▸ **What is needed**
Your task is to copy the listing exactly. Drop any pictures from the copy.

___ Input records

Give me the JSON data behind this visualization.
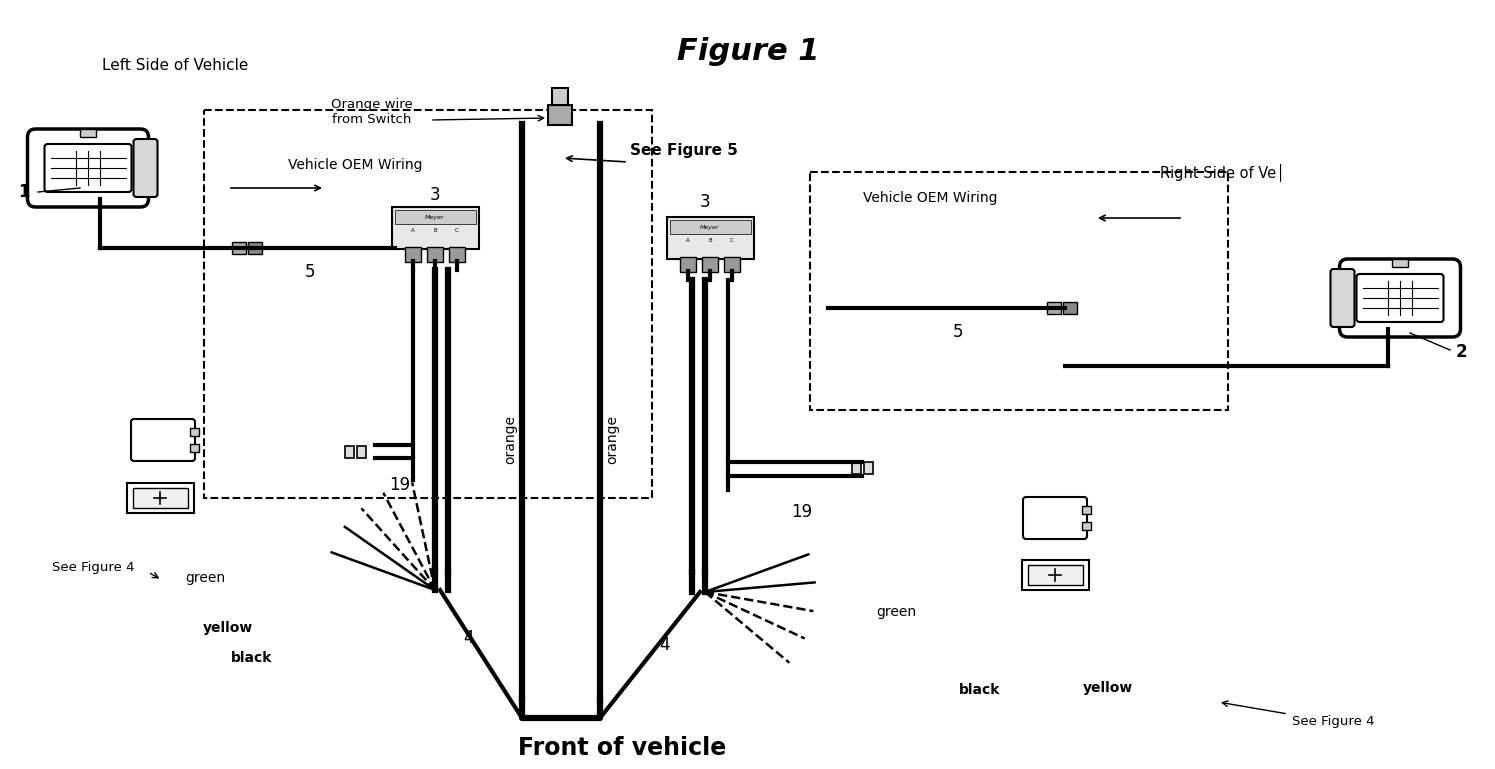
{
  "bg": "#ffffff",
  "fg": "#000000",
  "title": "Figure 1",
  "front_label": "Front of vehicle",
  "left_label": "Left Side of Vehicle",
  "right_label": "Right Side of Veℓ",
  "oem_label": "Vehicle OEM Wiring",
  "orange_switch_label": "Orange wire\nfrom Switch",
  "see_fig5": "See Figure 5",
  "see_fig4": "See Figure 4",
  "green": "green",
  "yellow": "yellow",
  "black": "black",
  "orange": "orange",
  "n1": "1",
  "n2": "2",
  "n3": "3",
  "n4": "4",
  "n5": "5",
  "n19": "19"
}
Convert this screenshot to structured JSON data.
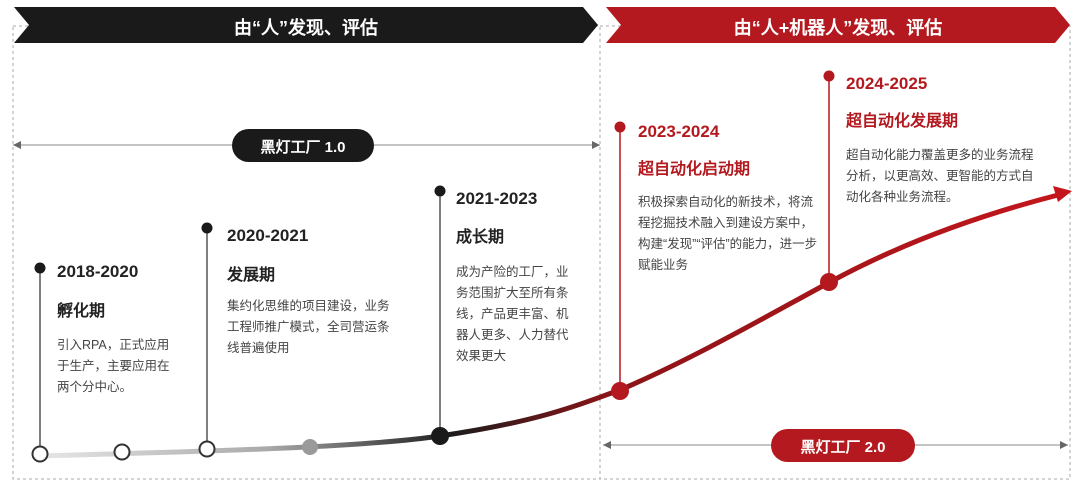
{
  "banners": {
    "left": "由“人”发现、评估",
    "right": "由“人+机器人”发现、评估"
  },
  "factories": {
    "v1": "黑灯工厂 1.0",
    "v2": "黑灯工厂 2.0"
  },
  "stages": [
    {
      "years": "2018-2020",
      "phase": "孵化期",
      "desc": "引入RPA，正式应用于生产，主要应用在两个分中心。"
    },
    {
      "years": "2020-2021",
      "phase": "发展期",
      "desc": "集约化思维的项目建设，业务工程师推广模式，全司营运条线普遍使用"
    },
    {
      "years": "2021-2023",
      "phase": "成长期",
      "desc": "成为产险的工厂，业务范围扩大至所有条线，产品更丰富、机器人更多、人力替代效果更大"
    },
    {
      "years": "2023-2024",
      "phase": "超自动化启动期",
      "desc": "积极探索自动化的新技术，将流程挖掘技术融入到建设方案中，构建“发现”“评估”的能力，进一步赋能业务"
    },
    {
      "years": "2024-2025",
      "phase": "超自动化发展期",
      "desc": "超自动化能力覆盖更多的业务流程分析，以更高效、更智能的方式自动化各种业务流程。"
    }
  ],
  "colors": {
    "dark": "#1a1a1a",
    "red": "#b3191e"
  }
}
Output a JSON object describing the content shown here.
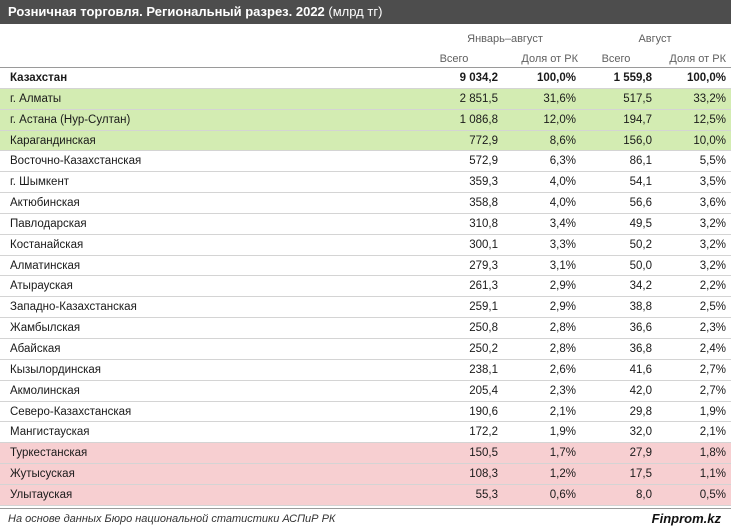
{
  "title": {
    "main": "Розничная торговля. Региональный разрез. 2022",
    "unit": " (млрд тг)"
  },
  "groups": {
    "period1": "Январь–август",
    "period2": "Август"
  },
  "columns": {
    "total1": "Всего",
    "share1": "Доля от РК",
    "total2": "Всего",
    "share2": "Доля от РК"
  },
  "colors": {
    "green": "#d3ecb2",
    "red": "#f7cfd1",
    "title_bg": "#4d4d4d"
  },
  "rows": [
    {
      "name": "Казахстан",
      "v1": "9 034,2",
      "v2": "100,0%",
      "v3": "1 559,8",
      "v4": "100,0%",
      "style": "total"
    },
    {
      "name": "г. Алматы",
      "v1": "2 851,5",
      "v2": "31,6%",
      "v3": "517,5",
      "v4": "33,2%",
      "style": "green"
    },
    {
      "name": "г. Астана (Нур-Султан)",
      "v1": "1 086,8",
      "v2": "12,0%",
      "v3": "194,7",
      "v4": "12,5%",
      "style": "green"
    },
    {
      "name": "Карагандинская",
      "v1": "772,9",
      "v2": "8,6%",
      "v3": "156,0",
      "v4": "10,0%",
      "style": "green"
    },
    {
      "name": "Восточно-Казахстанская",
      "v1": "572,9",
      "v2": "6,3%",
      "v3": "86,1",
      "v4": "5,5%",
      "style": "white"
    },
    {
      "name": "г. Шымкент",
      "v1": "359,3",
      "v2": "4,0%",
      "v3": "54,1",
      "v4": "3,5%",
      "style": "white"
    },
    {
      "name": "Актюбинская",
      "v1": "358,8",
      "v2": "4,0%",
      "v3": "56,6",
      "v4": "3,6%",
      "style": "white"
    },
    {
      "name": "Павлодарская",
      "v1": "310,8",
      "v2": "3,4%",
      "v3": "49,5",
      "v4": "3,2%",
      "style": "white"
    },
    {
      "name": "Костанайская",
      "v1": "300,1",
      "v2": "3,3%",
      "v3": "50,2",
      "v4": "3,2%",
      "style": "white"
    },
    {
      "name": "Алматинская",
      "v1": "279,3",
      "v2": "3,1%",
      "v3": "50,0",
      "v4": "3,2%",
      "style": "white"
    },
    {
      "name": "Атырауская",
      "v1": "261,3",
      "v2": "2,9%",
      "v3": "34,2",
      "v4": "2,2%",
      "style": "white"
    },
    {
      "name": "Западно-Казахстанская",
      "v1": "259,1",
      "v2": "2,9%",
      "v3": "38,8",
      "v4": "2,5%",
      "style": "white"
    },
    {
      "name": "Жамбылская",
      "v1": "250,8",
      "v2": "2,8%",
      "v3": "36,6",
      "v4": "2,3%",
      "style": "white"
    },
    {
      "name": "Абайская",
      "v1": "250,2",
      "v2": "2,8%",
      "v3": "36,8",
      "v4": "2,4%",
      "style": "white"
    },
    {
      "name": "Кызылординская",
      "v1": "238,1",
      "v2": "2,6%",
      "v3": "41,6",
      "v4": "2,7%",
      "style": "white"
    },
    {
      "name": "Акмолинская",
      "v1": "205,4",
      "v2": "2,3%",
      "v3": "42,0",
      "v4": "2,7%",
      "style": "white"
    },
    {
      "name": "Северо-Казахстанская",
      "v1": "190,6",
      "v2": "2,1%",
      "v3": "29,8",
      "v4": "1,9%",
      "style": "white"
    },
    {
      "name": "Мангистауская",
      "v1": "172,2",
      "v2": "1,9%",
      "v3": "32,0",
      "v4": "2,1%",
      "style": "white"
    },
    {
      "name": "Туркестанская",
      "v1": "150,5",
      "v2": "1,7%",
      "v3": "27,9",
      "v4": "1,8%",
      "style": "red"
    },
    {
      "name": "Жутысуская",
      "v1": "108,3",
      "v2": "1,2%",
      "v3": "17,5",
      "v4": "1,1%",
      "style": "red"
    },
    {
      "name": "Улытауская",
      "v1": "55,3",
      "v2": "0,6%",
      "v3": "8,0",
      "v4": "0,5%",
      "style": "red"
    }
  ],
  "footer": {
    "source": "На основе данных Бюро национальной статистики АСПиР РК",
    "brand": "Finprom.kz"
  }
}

______

▸ **Written answer**
Give me the JSON data behind this visualization.
{
  "bg": "#ffffff",
  "fg": "#000000",
  "title": "Figure 1",
  "front_label": "Front of vehicle",
  "left_label": "Left Side of Vehicle",
  "right_label": "Right Side of Veℓ",
  "oem_label": "Vehicle OEM Wiring",
  "orange_switch_label": "Orange wire\nfrom Switch",
  "see_fig5": "See Figure 5",
  "see_fig4": "See Figure 4",
  "green": "green",
  "yellow": "yellow",
  "black": "black",
  "orange": "orange",
  "n1": "1",
  "n2": "2",
  "n3": "3",
  "n4": "4",
  "n5": "5",
  "n19": "19"
}
Convert this screenshot to structured JSON data.
{
  "banners": {
    "left": "由“人”发现、评估",
    "right": "由“人+机器人”发现、评估"
  },
  "factories": {
    "v1": "黑灯工厂 1.0",
    "v2": "黑灯工厂 2.0"
  },
  "stages": [
    {
      "years": "2018-2020",
      "phase": "孵化期",
      "desc": "引入RPA，正式应用于生产，主要应用在两个分中心。"
    },
    {
      "years": "2020-2021",
      "phase": "发展期",
      "desc": "集约化思维的项目建设，业务工程师推广模式，全司营运条线普遍使用"
    },
    {
      "years": "2021-2023",
      "phase": "成长期",
      "desc": "成为产险的工厂，业务范围扩大至所有条线，产品更丰富、机器人更多、人力替代效果更大"
    },
    {
      "years": "2023-2024",
      "phase": "超自动化启动期",
      "desc": "积极探索自动化的新技术，将流程挖掘技术融入到建设方案中，构建“发现”“评估”的能力，进一步赋能业务"
    },
    {
      "years": "2024-2025",
      "phase": "超自动化发展期",
      "desc": "超自动化能力覆盖更多的业务流程分析，以更高效、更智能的方式自动化各种业务流程。"
    }
  ],
  "colors": {
    "dark": "#1a1a1a",
    "red": "#b3191e"
  }
}
Output a JSON object describing the content shown here.
{
  "title": {
    "main": "Розничная торговля. Региональный разрез. 2022",
    "unit": " (млрд тг)"
  },
  "groups": {
    "period1": "Январь–август",
    "period2": "Август"
  },
  "columns": {
    "total1": "Всего",
    "share1": "Доля от РК",
    "total2": "Всего",
    "share2": "Доля от РК"
  },
  "colors": {
    "green": "#d3ecb2",
    "red": "#f7cfd1",
    "title_bg": "#4d4d4d"
  },
  "rows": [
    {
      "name": "Казахстан",
      "v1": "9 034,2",
      "v2": "100,0%",
      "v3": "1 559,8",
      "v4": "100,0%",
      "style": "total"
    },
    {
      "name": "г. Алматы",
      "v1": "2 851,5",
      "v2": "31,6%",
      "v3": "517,5",
      "v4": "33,2%",
      "style": "green"
    },
    {
      "name": "г. Астана (Нур-Султан)",
      "v1": "1 086,8",
      "v2": "12,0%",
      "v3": "194,7",
      "v4": "12,5%",
      "style": "green"
    },
    {
      "name": "Карагандинская",
      "v1": "772,9",
      "v2": "8,6%",
      "v3": "156,0",
      "v4": "10,0%",
      "style": "green"
    },
    {
      "name": "Восточно-Казахстанская",
      "v1": "572,9",
      "v2": "6,3%",
      "v3": "86,1",
      "v4": "5,5%",
      "style": "white"
    },
    {
      "name": "г. Шымкент",
      "v1": "359,3",
      "v2": "4,0%",
      "v3": "54,1",
      "v4": "3,5%",
      "style": "white"
    },
    {
      "name": "Актюбинская",
      "v1": "358,8",
      "v2": "4,0%",
      "v3": "56,6",
      "v4": "3,6%",
      "style": "white"
    },
    {
      "name": "Павлодарская",
      "v1": "310,8",
      "v2": "3,4%",
      "v3": "49,5",
      "v4": "3,2%",
      "style": "white"
    },
    {
      "name": "Костанайская",
      "v1": "300,1",
      "v2": "3,3%",
      "v3": "50,2",
      "v4": "3,2%",
      "style": "white"
    },
    {
      "name": "Алматинская",
      "v1": "279,3",
      "v2": "3,1%",
      "v3": "50,0",
      "v4": "3,2%",
      "style": "white"
    },
    {
      "name": "Атырауская",
      "v1": "261,3",
      "v2": "2,9%",
      "v3": "34,2",
      "v4": "2,2%",
      "style": "white"
    },
    {
      "name": "Западно-Казахстанская",
      "v1": "259,1",
      "v2": "2,9%",
      "v3": "38,8",
      "v4": "2,5%",
      "style": "white"
    },
    {
      "name": "Жамбылская",
      "v1": "250,8",
      "v2": "2,8%",
      "v3": "36,6",
      "v4": "2,3%",
      "style": "white"
    },
    {
      "name": "Абайская",
      "v1": "250,2",
      "v2": "2,8%",
      "v3": "36,8",
      "v4": "2,4%",
      "style": "white"
    },
    {
      "name": "Кызылординская",
      "v1": "238,1",
      "v2": "2,6%",
      "v3": "41,6",
      "v4": "2,7%",
      "style": "white"
    },
    {
      "name": "Акмолинская",
      "v1": "205,4",
      "v2": "2,3%",
      "v3": "42,0",
      "v4": "2,7%",
      "style": "white"
    },
    {
      "name": "Северо-Казахстанская",
      "v1": "190,6",
      "v2": "2,1%",
      "v3": "29,8",
      "v4": "1,9%",
      "style": "white"
    },
    {
      "name": "Мангистауская",
      "v1": "172,2",
      "v2": "1,9%",
      "v3": "32,0",
      "v4": "2,1%",
      "style": "white"
    },
    {
      "name": "Туркестанская",
      "v1": "150,5",
      "v2": "1,7%",
      "v3": "27,9",
      "v4": "1,8%",
      "style": "red"
    },
    {
      "name": "Жутысуская",
      "v1": "108,3",
      "v2": "1,2%",
      "v3": "17,5",
      "v4": "1,1%",
      "style": "red"
    },
    {
      "name": "Улытауская",
      "v1": "55,3",
      "v2": "0,6%",
      "v3": "8,0",
      "v4": "0,5%",
      "style": "red"
    }
  ],
  "footer": {
    "source": "На основе данных Бюро национальной статистики АСПиР РК",
    "brand": "Finprom.kz"
  }
}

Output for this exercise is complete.